PROBLEM: Lines before the one containing "What data populates" are excluded; print that line and every line after it through the end of the material below, exactly.
-- start of LISTING --
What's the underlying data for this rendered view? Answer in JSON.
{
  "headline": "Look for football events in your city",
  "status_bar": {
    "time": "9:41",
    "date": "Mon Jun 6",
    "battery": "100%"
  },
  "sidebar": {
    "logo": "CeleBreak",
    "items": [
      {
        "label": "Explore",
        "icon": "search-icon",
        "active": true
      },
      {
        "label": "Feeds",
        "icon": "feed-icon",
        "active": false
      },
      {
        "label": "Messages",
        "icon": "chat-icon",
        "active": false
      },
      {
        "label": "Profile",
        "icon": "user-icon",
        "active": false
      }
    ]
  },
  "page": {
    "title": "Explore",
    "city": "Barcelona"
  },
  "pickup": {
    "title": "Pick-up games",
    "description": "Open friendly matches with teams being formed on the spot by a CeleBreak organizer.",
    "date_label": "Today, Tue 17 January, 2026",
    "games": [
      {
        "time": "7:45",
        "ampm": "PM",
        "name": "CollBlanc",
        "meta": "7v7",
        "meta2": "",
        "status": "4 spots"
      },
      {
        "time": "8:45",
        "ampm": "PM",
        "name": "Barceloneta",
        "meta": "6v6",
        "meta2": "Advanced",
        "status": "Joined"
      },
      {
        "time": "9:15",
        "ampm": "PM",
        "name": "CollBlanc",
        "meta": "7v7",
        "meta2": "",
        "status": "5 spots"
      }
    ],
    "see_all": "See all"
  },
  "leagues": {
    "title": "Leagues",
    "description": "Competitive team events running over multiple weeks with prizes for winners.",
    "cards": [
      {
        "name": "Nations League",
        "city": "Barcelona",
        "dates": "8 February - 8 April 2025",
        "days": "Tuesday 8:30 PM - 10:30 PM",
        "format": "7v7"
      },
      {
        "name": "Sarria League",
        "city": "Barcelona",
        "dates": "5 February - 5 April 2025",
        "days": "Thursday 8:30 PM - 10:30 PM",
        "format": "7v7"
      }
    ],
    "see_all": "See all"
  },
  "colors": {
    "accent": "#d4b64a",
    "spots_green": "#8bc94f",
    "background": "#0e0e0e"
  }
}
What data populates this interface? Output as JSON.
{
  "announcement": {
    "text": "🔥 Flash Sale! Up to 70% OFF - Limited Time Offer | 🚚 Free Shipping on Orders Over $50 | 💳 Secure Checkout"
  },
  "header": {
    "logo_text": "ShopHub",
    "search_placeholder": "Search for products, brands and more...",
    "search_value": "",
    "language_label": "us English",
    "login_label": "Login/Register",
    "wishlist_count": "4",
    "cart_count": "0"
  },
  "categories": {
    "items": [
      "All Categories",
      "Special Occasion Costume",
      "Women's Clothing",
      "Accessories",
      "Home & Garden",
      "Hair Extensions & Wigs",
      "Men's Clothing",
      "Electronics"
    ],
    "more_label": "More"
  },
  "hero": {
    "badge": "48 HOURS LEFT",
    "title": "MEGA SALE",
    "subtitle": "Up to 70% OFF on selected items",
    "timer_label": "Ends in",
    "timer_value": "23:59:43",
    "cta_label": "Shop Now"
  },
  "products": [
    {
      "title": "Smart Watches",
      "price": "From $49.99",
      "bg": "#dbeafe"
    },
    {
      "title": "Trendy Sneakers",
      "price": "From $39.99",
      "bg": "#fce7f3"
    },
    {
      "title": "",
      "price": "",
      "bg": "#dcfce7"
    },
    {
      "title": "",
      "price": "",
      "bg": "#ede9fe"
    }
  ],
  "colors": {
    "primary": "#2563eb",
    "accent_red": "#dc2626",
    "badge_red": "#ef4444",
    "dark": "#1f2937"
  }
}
-- end of LISTING --
WORKED ANSWER:
What data populates this interface? Output as JSON.
{
  "announcement": {
    "text": "🔥 Flash Sale! Up to 70% OFF - Limited Time Offer | 🚚 Free Shipping on Orders Over $50 | 💳 Secure Checkout"
  },
  "header": {
    "logo_text": "ShopHub",
    "search_placeholder": "Search for products, brands and more...",
    "search_value": "",
    "language_label": "us English",
    "login_label": "Login/Register",
    "wishlist_count": "4",
    "cart_count": "0"
  },
  "categories": {
    "items": [
      "All Categories",
      "Special Occasion Costume",
      "Women's Clothing",
      "Accessories",
      "Home & Garden",
      "Hair Extensions & Wigs",
      "Men's Clothing",
      "Electronics"
    ],
    "more_label": "More"
  },
  "hero": {
    "badge": "48 HOURS LEFT",
    "title": "MEGA SALE",
    "subtitle": "Up to 70% OFF on selected items",
    "timer_label": "Ends in",
    "timer_value": "23:59:43",
    "cta_label": "Shop Now"
  },
  "products": [
    {
      "title": "Smart Watches",
      "price": "From $49.99",
      "bg": "#dbeafe"
    },
    {
      "title": "Trendy Sneakers",
      "price": "From $39.99",
      "bg": "#fce7f3"
    },
    {
      "title": "",
      "price": "",
      "bg": "#dcfce7"
    },
    {
      "title": "",
      "price": "",
      "bg": "#ede9fe"
    }
  ],
  "colors": {
    "primary": "#2563eb",
    "accent_red": "#dc2626",
    "badge_red": "#ef4444",
    "dark": "#1f2937"
  }
}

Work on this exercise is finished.